• Written problem:
Search the data for the word "Classifier" and copy every line where it occurs.

__________________________________________________

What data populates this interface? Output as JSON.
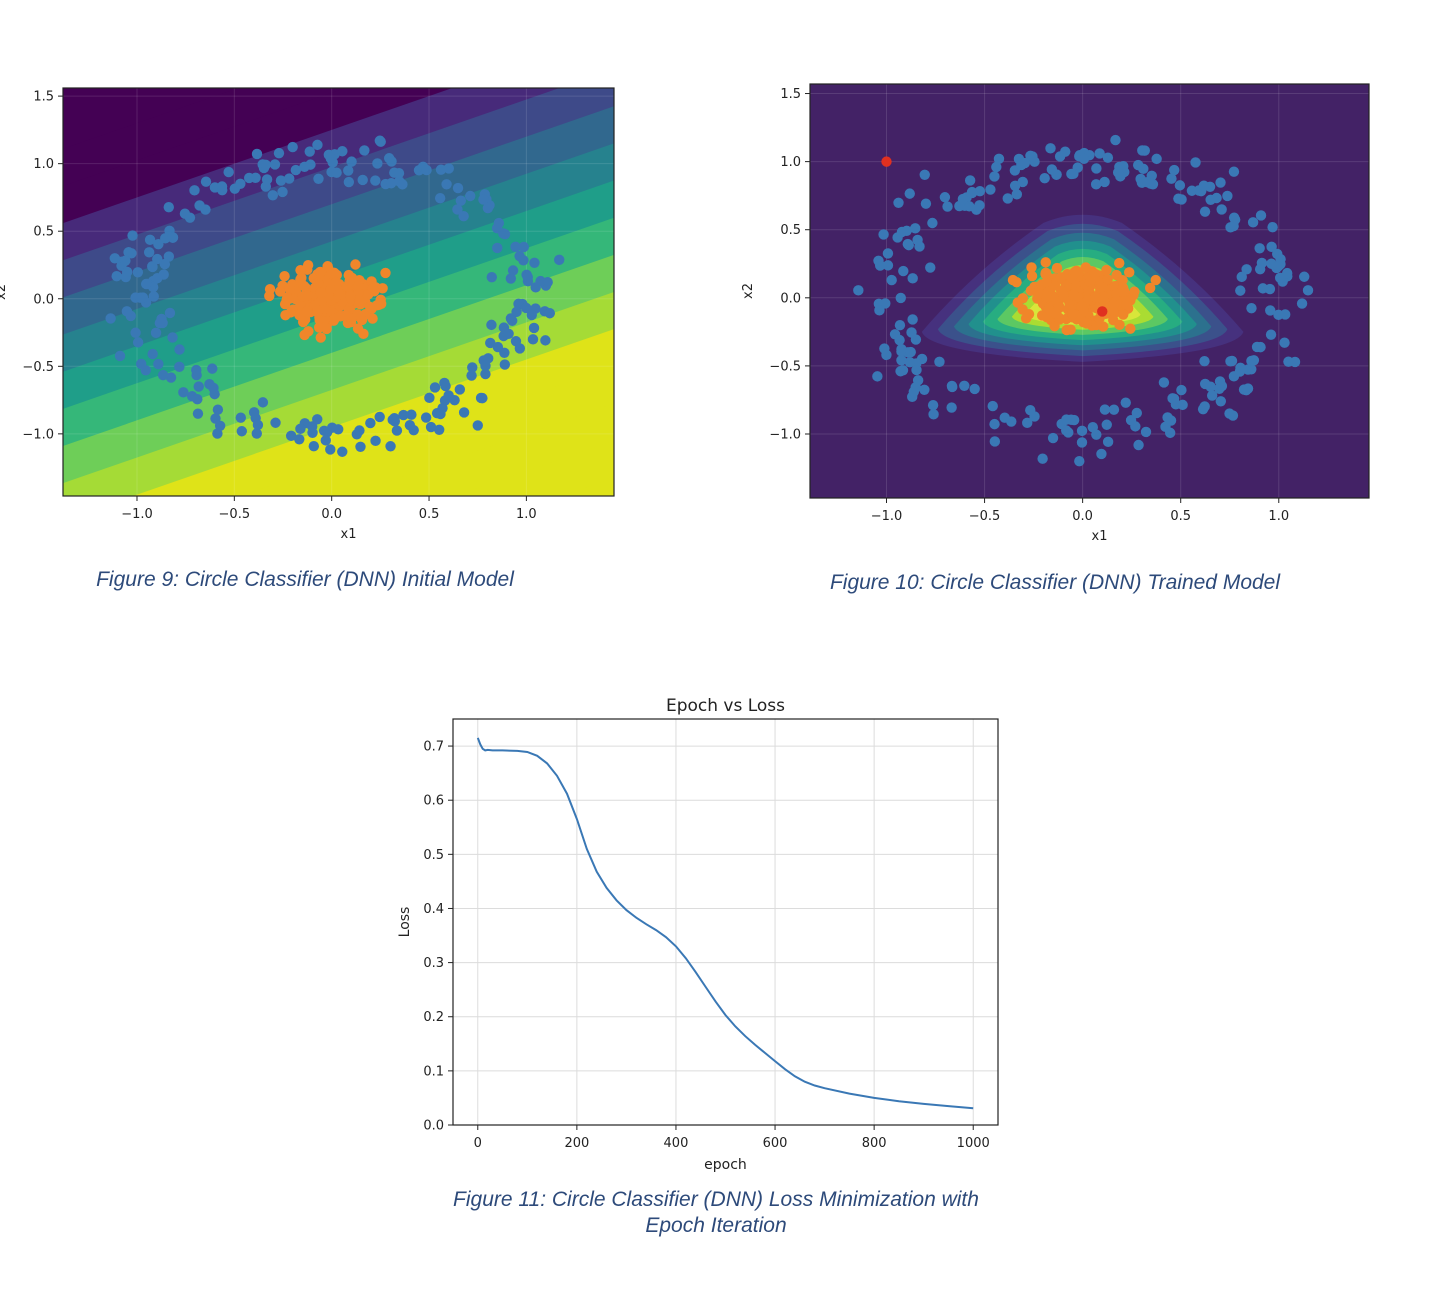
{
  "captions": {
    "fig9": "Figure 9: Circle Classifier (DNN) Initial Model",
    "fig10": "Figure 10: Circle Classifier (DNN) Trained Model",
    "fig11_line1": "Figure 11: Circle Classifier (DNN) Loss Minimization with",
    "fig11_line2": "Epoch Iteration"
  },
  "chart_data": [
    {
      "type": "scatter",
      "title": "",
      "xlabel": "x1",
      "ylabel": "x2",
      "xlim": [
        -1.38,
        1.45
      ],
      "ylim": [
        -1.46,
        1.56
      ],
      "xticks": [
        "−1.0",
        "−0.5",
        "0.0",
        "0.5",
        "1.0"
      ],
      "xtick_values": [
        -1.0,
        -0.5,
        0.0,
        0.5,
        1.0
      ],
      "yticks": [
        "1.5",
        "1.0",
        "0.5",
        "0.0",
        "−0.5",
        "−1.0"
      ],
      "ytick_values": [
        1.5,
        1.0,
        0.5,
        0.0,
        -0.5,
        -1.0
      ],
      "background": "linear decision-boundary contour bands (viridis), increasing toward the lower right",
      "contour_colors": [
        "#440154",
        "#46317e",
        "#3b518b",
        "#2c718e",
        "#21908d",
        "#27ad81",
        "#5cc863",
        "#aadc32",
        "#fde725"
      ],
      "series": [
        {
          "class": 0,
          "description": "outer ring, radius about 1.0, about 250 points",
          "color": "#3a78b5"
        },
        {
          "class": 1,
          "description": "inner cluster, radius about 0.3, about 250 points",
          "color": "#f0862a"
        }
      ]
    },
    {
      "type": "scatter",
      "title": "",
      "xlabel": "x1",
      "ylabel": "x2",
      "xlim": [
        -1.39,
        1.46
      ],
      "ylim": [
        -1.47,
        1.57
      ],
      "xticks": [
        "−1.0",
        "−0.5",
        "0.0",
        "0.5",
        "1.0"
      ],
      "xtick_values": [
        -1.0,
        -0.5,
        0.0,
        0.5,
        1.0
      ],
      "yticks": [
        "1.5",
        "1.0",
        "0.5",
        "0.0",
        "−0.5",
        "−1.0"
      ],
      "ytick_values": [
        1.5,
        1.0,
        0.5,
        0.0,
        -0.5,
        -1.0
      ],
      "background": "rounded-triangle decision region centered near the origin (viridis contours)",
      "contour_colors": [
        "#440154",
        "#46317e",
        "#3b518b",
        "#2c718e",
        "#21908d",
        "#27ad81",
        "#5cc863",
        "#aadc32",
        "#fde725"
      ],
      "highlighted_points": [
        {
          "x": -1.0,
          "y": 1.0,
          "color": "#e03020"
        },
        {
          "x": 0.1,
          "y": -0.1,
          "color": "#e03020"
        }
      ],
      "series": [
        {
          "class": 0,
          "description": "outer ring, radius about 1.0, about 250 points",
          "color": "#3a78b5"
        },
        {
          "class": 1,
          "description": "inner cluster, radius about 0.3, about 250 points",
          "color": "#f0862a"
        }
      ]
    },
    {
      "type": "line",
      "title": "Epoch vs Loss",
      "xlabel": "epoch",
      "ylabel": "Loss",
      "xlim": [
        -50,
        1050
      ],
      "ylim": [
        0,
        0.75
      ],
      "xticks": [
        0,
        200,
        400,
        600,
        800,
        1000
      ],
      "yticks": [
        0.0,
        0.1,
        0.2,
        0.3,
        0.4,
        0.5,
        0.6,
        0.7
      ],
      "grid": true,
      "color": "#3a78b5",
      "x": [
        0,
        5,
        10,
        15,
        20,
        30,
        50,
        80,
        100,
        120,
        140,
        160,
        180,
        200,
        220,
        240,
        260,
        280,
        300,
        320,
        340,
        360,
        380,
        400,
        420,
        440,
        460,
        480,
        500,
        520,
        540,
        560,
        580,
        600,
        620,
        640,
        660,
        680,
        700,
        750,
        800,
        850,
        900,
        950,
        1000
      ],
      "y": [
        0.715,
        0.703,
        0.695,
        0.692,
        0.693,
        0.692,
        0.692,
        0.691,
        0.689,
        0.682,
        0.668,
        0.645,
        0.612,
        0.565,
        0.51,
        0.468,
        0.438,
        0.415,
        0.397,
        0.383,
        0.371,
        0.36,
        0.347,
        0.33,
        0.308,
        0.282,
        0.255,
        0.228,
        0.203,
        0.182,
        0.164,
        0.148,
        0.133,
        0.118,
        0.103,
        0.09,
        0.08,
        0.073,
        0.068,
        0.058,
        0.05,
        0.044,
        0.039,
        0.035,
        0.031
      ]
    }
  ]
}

__________________________________________________

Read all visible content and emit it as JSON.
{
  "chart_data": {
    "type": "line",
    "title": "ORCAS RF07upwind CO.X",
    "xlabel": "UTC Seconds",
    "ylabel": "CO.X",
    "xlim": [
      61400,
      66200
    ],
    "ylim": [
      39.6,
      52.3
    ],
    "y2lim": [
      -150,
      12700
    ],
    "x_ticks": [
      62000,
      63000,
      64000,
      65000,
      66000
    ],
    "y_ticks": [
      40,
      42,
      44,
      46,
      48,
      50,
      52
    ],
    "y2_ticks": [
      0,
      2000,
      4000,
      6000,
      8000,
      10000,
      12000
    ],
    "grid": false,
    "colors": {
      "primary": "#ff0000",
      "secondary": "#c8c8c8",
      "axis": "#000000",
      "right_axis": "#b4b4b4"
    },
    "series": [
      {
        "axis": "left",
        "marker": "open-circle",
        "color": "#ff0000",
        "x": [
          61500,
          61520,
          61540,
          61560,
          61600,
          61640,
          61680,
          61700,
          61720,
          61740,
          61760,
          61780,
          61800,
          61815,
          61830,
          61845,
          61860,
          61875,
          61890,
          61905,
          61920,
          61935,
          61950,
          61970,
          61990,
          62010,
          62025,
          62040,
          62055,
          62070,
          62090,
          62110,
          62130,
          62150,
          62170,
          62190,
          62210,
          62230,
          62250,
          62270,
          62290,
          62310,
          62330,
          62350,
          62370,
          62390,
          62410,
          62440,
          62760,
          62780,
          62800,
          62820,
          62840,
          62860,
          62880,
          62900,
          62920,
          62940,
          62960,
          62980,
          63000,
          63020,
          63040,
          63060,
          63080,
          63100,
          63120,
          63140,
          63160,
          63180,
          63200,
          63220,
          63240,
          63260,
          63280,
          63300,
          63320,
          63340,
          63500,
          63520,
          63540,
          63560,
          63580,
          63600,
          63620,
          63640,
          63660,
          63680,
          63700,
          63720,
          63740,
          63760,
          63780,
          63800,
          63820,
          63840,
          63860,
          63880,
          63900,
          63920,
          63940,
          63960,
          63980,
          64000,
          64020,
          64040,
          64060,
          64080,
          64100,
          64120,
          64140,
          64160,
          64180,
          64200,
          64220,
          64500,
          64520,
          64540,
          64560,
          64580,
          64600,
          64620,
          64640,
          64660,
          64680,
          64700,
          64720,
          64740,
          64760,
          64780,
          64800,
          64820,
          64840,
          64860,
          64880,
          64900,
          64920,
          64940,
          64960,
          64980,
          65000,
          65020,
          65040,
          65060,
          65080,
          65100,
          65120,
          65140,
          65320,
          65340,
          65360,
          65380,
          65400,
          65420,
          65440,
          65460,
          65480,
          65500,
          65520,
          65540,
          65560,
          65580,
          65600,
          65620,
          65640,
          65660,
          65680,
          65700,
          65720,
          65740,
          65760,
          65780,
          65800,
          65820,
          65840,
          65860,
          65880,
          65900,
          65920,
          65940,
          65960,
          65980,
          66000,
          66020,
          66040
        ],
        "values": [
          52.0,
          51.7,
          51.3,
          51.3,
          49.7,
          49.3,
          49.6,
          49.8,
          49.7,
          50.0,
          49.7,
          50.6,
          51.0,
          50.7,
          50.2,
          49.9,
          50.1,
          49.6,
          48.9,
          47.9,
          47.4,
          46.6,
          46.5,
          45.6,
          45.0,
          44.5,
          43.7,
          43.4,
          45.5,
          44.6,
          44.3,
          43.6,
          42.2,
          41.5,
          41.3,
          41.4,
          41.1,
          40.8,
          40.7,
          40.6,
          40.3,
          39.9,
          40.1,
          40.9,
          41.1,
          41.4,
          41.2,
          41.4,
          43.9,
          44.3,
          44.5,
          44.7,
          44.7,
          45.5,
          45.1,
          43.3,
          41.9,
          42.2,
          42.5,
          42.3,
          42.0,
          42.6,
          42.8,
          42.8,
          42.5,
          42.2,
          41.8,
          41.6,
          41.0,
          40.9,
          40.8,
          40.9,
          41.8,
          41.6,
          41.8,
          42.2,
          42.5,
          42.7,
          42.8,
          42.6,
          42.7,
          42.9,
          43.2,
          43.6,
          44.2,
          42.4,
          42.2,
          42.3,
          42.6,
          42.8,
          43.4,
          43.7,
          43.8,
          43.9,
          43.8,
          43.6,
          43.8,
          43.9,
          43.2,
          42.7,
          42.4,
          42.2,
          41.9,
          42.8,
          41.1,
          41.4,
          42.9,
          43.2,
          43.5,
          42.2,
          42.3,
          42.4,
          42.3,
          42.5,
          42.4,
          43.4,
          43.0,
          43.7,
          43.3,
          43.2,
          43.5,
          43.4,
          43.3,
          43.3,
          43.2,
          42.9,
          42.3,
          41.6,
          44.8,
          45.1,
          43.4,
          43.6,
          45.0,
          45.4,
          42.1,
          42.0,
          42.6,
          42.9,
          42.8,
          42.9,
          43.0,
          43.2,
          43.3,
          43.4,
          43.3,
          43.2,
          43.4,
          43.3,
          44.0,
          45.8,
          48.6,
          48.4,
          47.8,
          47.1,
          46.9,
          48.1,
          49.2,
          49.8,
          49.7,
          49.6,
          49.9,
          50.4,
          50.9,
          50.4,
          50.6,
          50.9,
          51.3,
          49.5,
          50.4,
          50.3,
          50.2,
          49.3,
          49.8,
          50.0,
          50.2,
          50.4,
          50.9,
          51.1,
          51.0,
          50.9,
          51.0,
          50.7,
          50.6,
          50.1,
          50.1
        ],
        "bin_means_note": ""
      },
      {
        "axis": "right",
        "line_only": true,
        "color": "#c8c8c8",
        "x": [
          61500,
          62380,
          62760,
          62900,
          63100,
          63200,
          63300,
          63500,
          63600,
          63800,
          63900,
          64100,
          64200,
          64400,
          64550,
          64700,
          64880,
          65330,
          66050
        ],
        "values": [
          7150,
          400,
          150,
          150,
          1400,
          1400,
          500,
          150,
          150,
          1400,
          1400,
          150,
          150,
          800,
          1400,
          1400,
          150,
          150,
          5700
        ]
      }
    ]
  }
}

__________________________________________________

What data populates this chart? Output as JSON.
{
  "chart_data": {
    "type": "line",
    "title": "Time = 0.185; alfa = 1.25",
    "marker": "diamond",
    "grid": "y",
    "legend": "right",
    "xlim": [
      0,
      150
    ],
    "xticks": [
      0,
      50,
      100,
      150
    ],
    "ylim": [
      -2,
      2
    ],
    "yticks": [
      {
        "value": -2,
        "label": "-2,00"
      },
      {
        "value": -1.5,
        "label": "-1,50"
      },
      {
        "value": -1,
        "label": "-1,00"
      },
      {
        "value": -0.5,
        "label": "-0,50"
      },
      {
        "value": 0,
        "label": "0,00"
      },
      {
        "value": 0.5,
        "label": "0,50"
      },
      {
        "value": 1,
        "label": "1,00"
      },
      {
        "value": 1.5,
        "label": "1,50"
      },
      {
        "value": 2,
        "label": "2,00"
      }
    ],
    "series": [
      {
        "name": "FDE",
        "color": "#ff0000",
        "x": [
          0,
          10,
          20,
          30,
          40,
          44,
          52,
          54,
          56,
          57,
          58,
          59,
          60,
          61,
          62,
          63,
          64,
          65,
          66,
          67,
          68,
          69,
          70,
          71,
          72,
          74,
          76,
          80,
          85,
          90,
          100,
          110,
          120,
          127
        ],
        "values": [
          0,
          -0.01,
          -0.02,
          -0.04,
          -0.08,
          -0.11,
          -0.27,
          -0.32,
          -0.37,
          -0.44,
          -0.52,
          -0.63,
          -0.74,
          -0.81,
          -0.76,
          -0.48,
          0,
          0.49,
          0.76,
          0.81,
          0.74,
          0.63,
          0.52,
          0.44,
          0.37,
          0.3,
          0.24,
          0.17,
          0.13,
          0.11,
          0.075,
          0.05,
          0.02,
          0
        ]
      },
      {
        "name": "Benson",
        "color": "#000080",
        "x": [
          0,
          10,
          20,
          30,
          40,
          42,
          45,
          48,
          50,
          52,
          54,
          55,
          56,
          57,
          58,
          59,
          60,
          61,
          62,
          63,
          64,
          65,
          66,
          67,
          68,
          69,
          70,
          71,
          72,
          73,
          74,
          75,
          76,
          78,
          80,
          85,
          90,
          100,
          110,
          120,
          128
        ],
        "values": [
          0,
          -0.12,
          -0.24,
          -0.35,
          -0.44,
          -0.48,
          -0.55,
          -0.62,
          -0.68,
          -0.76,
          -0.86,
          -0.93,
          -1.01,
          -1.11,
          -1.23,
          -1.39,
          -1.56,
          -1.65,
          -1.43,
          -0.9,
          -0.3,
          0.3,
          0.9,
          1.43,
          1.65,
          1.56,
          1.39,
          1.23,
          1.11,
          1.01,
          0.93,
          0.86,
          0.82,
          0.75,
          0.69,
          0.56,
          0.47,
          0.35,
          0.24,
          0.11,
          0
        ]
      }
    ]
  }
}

__________________________________________________

• Reply to the exercise:
    "fig9": "Figure 9: Circle Classifier (DNN) Initial Model",
    "fig10": "Figure 10: Circle Classifier (DNN) Trained Model",
    "fig11_line1": "Figure 11: Circle Classifier (DNN) Loss Minimization with",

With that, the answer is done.